## WHAT THE TASK ASKS
In full and without alteration, repeat the material.

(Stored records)
········
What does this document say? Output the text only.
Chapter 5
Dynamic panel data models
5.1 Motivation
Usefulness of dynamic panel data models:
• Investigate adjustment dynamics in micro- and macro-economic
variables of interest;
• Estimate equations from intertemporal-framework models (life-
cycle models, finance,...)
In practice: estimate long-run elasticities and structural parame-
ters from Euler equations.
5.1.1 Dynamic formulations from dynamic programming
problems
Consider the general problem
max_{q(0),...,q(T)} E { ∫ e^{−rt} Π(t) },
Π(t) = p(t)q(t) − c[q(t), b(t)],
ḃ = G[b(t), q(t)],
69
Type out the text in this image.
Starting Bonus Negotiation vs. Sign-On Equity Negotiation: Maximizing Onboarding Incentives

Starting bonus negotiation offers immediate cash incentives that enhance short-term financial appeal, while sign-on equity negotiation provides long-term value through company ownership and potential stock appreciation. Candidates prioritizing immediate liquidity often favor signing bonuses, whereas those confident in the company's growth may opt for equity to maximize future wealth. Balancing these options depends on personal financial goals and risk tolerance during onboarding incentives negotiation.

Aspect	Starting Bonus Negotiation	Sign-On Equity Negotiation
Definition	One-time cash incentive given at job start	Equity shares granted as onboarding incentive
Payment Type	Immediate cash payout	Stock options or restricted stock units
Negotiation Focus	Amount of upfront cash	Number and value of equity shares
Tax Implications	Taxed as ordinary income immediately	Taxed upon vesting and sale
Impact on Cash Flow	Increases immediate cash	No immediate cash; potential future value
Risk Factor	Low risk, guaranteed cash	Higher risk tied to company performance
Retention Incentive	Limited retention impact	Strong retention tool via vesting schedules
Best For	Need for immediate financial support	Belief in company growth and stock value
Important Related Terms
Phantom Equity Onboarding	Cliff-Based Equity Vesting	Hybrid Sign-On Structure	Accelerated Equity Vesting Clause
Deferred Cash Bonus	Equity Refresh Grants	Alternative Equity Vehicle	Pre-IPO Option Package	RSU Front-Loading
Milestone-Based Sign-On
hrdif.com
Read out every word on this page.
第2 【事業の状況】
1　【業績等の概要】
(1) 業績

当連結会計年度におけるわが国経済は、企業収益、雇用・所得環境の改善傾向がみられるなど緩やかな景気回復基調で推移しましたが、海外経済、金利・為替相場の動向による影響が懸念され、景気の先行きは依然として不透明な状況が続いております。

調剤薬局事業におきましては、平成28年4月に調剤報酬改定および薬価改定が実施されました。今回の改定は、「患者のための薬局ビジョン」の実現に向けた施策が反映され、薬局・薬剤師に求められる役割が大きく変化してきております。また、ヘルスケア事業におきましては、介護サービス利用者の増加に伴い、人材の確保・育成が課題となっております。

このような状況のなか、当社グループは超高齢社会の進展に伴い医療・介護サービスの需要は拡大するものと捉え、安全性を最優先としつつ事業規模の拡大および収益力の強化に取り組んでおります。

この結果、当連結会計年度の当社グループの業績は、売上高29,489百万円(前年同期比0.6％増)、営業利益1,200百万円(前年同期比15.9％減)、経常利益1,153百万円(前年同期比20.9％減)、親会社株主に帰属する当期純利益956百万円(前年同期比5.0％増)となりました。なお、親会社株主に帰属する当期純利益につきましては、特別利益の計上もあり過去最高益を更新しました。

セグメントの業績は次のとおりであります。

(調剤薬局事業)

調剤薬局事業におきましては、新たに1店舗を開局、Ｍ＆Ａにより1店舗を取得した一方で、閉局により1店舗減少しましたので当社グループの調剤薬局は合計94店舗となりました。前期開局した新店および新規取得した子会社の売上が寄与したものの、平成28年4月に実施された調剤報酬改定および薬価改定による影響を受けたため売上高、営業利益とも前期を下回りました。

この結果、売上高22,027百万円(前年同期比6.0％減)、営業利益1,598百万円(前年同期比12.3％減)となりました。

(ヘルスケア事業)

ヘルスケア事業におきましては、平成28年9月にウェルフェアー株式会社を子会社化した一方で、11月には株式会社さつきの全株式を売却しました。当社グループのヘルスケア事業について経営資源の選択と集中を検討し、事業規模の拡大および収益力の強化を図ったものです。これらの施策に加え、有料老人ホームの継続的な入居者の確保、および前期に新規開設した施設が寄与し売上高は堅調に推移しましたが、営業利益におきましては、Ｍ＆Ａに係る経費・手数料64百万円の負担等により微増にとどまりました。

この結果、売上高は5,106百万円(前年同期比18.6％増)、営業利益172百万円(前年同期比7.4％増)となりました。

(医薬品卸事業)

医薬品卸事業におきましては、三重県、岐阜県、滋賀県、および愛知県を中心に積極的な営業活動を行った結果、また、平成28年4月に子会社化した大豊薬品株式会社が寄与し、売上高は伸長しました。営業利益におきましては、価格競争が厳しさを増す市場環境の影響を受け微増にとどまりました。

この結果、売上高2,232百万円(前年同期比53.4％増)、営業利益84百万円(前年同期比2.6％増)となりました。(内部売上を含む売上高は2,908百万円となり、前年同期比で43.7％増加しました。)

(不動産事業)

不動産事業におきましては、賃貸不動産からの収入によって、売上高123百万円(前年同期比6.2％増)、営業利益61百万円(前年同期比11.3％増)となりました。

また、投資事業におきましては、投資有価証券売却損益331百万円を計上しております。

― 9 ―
········
## RESULT OF THIS EXERCISE
What does this document say? Output the text only.
Chapter 5
Dynamic panel data models
5.1 Motivation
Usefulness of dynamic panel data models:
• Investigate adjustment dynamics in micro- and macro-economic
variables of interest;
• Estimate equations from intertemporal-framework models (life-
cycle models, finance,...)
In practice: estimate long-run elasticities and structural parame-
ters from Euler equations.
5.1.1 Dynamic formulations from dynamic programming
problems
Consider the general problem
max_{q(0),...,q(T)} E { ∫ e^{−rt} Π(t) },
Π(t) = p(t)q(t) − c[q(t), b(t)],
ḃ = G[b(t), q(t)],
69
Type out the text in this image.
Starting Bonus Negotiation vs. Sign-On Equity Negotiation: Maximizing Onboarding Incentives

Starting bonus negotiation offers immediate cash incentives that enhance short-term financial appeal, while sign-on equity negotiation provides long-term value through company ownership and potential stock appreciation. Candidates prioritizing immediate liquidity often favor signing bonuses, whereas those confident in the company's growth may opt for equity to maximize future wealth. Balancing these options depends on personal financial goals and risk tolerance during onboarding incentives negotiation.

Aspect	Starting Bonus Negotiation	Sign-On Equity Negotiation
Definition	One-time cash incentive given at job start	Equity shares granted as onboarding incentive
Payment Type	Immediate cash payout	Stock options or restricted stock units
Negotiation Focus	Amount of upfront cash	Number and value of equity shares
Tax Implications	Taxed as ordinary income immediately	Taxed upon vesting and sale
Impact on Cash Flow	Increases immediate cash	No immediate cash; potential future value
Risk Factor	Low risk, guaranteed cash	Higher risk tied to company performance
Retention Incentive	Limited retention impact	Strong retention tool via vesting schedules
Best For	Need for immediate financial support	Belief in company growth and stock value
Important Related Terms
Phantom Equity Onboarding	Cliff-Based Equity Vesting	Hybrid Sign-On Structure	Accelerated Equity Vesting Clause
Deferred Cash Bonus	Equity Refresh Grants	Alternative Equity Vehicle	Pre-IPO Option Package	RSU Front-Loading
Milestone-Based Sign-On
hrdif.com
Read out every word on this page.
第2 【事業の状況】
1　【業績等の概要】
(1) 業績

当連結会計年度におけるわが国経済は、企業収益、雇用・所得環境の改善傾向がみられるなど緩やかな景気回復基調で推移しましたが、海外経済、金利・為替相場の動向による影響が懸念され、景気の先行きは依然として不透明な状況が続いております。

調剤薬局事業におきましては、平成28年4月に調剤報酬改定および薬価改定が実施されました。今回の改定は、「患者のための薬局ビジョン」の実現に向けた施策が反映され、薬局・薬剤師に求められる役割が大きく変化してきております。また、ヘルスケア事業におきましては、介護サービス利用者の増加に伴い、人材の確保・育成が課題となっております。

このような状況のなか、当社グループは超高齢社会の進展に伴い医療・介護サービスの需要は拡大するものと捉え、安全性を最優先としつつ事業規模の拡大および収益力の強化に取り組んでおります。

この結果、当連結会計年度の当社グループの業績は、売上高29,489百万円(前年同期比0.6％増)、営業利益1,200百万円(前年同期比15.9％減)、経常利益1,153百万円(前年同期比20.9％減)、親会社株主に帰属する当期純利益956百万円(前年同期比5.0％増)となりました。なお、親会社株主に帰属する当期純利益につきましては、特別利益の計上もあり過去最高益を更新しました。

セグメントの業績は次のとおりであります。

(調剤薬局事業)

調剤薬局事業におきましては、新たに1店舗を開局、Ｍ＆Ａにより1店舗を取得した一方で、閉局により1店舗減少しましたので当社グループの調剤薬局は合計94店舗となりました。前期開局した新店および新規取得した子会社の売上が寄与したものの、平成28年4月に実施された調剤報酬改定および薬価改定による影響を受けたため売上高、営業利益とも前期を下回りました。

この結果、売上高22,027百万円(前年同期比6.0％減)、営業利益1,598百万円(前年同期比12.3％減)となりました。

(ヘルスケア事業)

ヘルスケア事業におきましては、平成28年9月にウェルフェアー株式会社を子会社化した一方で、11月には株式会社さつきの全株式を売却しました。当社グループのヘルスケア事業について経営資源の選択と集中を検討し、事業規模の拡大および収益力の強化を図ったものです。これらの施策に加え、有料老人ホームの継続的な入居者の確保、および前期に新規開設した施設が寄与し売上高は堅調に推移しましたが、営業利益におきましては、Ｍ＆Ａに係る経費・手数料64百万円の負担等により微増にとどまりました。

この結果、売上高は5,106百万円(前年同期比18.6％増)、営業利益172百万円(前年同期比7.4％増)となりました。

(医薬品卸事業)

医薬品卸事業におきましては、三重県、岐阜県、滋賀県、および愛知県を中心に積極的な営業活動を行った結果、また、平成28年4月に子会社化した大豊薬品株式会社が寄与し、売上高は伸長しました。営業利益におきましては、価格競争が厳しさを増す市場環境の影響を受け微増にとどまりました。

この結果、売上高2,232百万円(前年同期比53.4％増)、営業利益84百万円(前年同期比2.6％増)となりました。(内部売上を含む売上高は2,908百万円となり、前年同期比で43.7％増加しました。)

(不動産事業)

不動産事業におきましては、賃貸不動産からの収入によって、売上高123百万円(前年同期比6.2％増)、営業利益61百万円(前年同期比11.3％増)となりました。

また、投資事業におきましては、投資有価証券売却損益331百万円を計上しております。

― 9 ―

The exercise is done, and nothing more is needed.